- [Challenge]: Drop the images; return everything else in the listing below exactly.

- [Given data]:
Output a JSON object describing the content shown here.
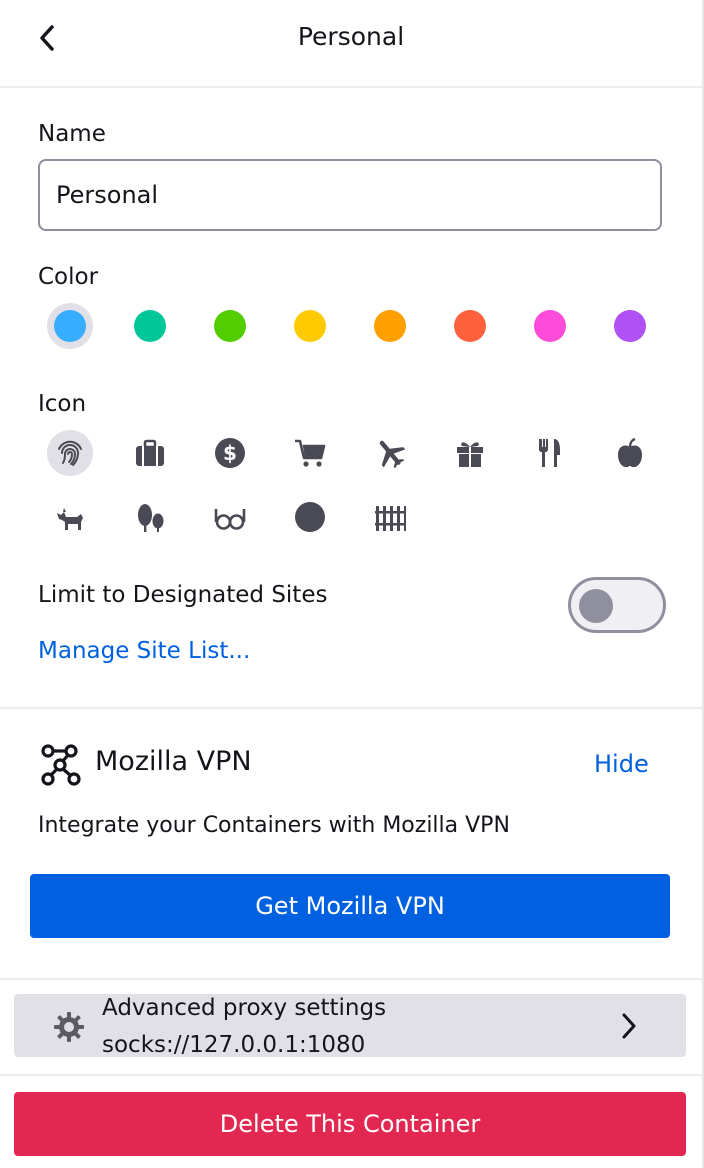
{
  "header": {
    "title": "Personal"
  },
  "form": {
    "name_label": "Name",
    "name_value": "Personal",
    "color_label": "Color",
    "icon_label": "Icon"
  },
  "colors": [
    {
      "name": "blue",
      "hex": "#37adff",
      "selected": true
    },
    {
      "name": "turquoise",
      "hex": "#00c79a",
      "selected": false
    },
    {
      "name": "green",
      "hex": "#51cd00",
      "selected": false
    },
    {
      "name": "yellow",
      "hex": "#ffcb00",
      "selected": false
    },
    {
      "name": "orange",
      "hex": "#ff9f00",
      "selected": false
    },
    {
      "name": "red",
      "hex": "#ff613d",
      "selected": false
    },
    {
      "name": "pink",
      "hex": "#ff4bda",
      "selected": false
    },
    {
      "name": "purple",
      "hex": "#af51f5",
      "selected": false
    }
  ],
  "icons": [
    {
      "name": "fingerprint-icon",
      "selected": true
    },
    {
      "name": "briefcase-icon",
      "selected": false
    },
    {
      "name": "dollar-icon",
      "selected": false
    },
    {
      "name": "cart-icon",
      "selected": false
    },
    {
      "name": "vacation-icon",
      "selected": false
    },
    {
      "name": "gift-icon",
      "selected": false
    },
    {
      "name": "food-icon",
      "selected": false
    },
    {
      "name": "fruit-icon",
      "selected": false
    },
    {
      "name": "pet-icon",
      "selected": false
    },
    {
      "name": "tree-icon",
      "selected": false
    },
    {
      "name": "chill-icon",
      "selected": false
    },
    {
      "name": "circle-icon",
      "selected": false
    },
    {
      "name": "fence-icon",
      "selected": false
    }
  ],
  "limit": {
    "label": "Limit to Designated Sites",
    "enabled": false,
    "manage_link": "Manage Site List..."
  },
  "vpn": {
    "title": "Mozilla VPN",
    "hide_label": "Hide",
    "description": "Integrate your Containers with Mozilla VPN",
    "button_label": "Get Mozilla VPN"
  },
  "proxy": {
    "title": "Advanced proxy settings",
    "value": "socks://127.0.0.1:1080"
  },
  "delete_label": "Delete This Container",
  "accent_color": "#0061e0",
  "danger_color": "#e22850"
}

- [Expected answer]:
Output a JSON object describing the content shown here.
{
  "header": {
    "title": "Personal"
  },
  "form": {
    "name_label": "Name",
    "name_value": "Personal",
    "color_label": "Color",
    "icon_label": "Icon"
  },
  "colors": [
    {
      "name": "blue",
      "hex": "#37adff",
      "selected": true
    },
    {
      "name": "turquoise",
      "hex": "#00c79a",
      "selected": false
    },
    {
      "name": "green",
      "hex": "#51cd00",
      "selected": false
    },
    {
      "name": "yellow",
      "hex": "#ffcb00",
      "selected": false
    },
    {
      "name": "orange",
      "hex": "#ff9f00",
      "selected": false
    },
    {
      "name": "red",
      "hex": "#ff613d",
      "selected": false
    },
    {
      "name": "pink",
      "hex": "#ff4bda",
      "selected": false
    },
    {
      "name": "purple",
      "hex": "#af51f5",
      "selected": false
    }
  ],
  "icons": [
    {
      "name": "fingerprint-icon",
      "selected": true
    },
    {
      "name": "briefcase-icon",
      "selected": false
    },
    {
      "name": "dollar-icon",
      "selected": false
    },
    {
      "name": "cart-icon",
      "selected": false
    },
    {
      "name": "vacation-icon",
      "selected": false
    },
    {
      "name": "gift-icon",
      "selected": false
    },
    {
      "name": "food-icon",
      "selected": false
    },
    {
      "name": "fruit-icon",
      "selected": false
    },
    {
      "name": "pet-icon",
      "selected": false
    },
    {
      "name": "tree-icon",
      "selected": false
    },
    {
      "name": "chill-icon",
      "selected": false
    },
    {
      "name": "circle-icon",
      "selected": false
    },
    {
      "name": "fence-icon",
      "selected": false
    }
  ],
  "limit": {
    "label": "Limit to Designated Sites",
    "enabled": false,
    "manage_link": "Manage Site List..."
  },
  "vpn": {
    "title": "Mozilla VPN",
    "hide_label": "Hide",
    "description": "Integrate your Containers with Mozilla VPN",
    "button_label": "Get Mozilla VPN"
  },
  "proxy": {
    "title": "Advanced proxy settings",
    "value": "socks://127.0.0.1:1080"
  },
  "delete_label": "Delete This Container",
  "accent_color": "#0061e0",
  "danger_color": "#e22850"
}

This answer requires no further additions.